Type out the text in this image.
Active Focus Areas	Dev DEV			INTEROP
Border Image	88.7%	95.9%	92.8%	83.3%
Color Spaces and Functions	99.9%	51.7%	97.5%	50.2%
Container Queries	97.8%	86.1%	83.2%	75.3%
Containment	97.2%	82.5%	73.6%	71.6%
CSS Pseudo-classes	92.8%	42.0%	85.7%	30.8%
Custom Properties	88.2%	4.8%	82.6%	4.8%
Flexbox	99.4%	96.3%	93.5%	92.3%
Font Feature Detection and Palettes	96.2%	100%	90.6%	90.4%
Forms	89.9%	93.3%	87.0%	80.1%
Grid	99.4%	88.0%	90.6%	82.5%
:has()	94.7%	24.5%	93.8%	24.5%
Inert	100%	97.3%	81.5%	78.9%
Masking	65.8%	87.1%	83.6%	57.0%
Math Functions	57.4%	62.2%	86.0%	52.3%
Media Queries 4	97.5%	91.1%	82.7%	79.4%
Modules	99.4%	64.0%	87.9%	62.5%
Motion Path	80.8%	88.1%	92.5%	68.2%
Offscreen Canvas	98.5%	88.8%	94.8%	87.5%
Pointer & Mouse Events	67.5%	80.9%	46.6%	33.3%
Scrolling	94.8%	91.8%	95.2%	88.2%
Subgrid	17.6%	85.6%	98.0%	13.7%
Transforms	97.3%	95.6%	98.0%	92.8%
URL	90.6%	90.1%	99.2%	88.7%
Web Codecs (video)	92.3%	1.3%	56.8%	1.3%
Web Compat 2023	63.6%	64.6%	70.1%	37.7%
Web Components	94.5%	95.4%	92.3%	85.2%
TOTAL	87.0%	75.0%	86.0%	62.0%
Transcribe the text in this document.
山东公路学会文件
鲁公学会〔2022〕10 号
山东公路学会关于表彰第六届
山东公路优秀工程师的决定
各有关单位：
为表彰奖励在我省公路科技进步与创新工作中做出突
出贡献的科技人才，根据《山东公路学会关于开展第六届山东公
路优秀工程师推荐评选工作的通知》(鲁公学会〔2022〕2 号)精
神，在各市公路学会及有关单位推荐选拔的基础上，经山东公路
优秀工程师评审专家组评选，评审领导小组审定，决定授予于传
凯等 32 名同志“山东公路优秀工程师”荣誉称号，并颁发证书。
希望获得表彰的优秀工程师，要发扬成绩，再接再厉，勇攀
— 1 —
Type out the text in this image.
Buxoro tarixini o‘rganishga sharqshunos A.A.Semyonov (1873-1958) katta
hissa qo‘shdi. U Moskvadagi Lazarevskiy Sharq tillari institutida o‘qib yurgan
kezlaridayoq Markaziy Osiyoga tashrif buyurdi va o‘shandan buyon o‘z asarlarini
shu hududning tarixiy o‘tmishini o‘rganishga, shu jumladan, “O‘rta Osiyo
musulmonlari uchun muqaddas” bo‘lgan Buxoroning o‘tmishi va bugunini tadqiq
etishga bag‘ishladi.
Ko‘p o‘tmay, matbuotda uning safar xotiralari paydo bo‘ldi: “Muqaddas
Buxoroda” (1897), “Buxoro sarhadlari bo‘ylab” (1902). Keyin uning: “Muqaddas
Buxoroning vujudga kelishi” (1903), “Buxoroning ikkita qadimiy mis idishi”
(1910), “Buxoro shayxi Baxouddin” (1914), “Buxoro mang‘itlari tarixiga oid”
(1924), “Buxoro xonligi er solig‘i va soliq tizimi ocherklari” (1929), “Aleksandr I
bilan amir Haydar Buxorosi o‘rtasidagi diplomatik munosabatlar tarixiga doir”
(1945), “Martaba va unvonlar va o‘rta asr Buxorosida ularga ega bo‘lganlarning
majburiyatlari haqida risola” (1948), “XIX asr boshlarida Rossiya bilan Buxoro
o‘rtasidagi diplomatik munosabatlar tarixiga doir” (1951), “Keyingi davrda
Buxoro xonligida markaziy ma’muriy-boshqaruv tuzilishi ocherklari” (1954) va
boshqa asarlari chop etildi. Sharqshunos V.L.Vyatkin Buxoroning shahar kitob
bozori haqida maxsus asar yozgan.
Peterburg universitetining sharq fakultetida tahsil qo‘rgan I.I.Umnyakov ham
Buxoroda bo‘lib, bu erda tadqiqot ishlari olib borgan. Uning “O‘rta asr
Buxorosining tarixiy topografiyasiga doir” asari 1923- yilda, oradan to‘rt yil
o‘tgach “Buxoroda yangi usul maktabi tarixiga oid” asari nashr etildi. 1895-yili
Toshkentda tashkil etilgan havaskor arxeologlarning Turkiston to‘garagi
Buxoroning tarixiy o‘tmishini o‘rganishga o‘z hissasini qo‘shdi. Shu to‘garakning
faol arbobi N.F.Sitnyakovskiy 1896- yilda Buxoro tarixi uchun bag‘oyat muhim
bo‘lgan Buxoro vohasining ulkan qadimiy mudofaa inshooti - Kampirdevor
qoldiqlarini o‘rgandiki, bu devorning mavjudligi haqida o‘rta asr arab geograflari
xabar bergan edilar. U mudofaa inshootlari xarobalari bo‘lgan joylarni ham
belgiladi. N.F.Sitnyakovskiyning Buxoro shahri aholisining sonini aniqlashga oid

....................

From the records given above, copy all lines containing "yilda".

● **Answer below**:
Buxorosining tarixiy topografiyasiga doir” asari 1923- yilda, oradan to‘rt yil
faol arbobi N.F.Sitnyakovskiy 1896- yilda Buxoro tarixi uchun bag‘oyat muhim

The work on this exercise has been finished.